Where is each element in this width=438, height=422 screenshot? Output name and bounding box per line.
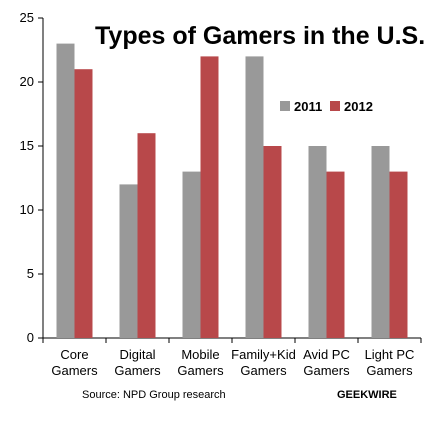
legend-label-2012: 2012	[344, 99, 373, 114]
brand-label: GEEKWIRE	[337, 389, 397, 401]
x-tick-label: Light PC	[365, 347, 415, 362]
x-tick-label: Digital	[119, 347, 155, 362]
y-tick-label: 15	[20, 138, 34, 153]
bar-2012	[326, 171, 345, 338]
legend-swatch-2012	[330, 101, 340, 111]
bar-2011	[182, 171, 201, 338]
x-tick-label: Family+Kid	[231, 347, 296, 362]
bars	[56, 43, 408, 339]
x-tick-label: Gamers	[303, 363, 350, 378]
x-tick-label: Gamers	[240, 363, 287, 378]
x-tick-label: Avid PC	[303, 347, 350, 362]
x-tick-label: Gamers	[177, 363, 224, 378]
legend-swatch-2011	[280, 101, 290, 111]
bar-2011	[119, 184, 138, 338]
y-tick-label: 25	[20, 10, 34, 25]
axes: 0 5 10 15 20 25	[20, 10, 422, 345]
category-labels: CoreGamersDigitalGamersMobileGamersFamil…	[51, 347, 414, 378]
bar-2012	[137, 133, 156, 338]
y-tick-label: 0	[27, 330, 34, 345]
x-tick-label: Mobile	[181, 347, 219, 362]
bar-2011	[56, 43, 75, 338]
chart-title: Types of Gamers in the U.S.	[95, 22, 425, 50]
y-tick-label: 20	[20, 74, 34, 89]
x-tick-label: Gamers	[51, 363, 98, 378]
bar-2012	[263, 146, 282, 338]
x-tick-label: Gamers	[366, 363, 413, 378]
x-tick-label: Core	[60, 347, 88, 362]
bar-2011	[371, 146, 390, 338]
legend-label-2011: 2011	[294, 99, 322, 114]
bar-2012	[74, 69, 93, 338]
y-tick-label: 5	[27, 266, 34, 281]
source-note: Source: NPD Group research	[82, 389, 226, 401]
y-tick-label: 10	[20, 202, 34, 217]
bar-2011	[245, 56, 264, 339]
bar-2012	[200, 56, 219, 339]
bar-2011	[308, 146, 327, 338]
legend: 2011 2012	[280, 99, 373, 114]
x-tick-label: Gamers	[114, 363, 161, 378]
bar-2012	[389, 171, 408, 338]
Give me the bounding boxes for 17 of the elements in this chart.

::::

▶ _Exercise details_
Select every line in the rows above that contains the string "legend". Case counts.

▶ _Output for this exercise_
legend-label-2012: 2012	[344, 99, 373, 114]
legend-swatch-2012	[330, 101, 340, 111]
legend-swatch-2011	[280, 101, 290, 111]
legend-label-2011: 2011	[294, 99, 322, 114]
legend: 2011 2012	[280, 99, 373, 114]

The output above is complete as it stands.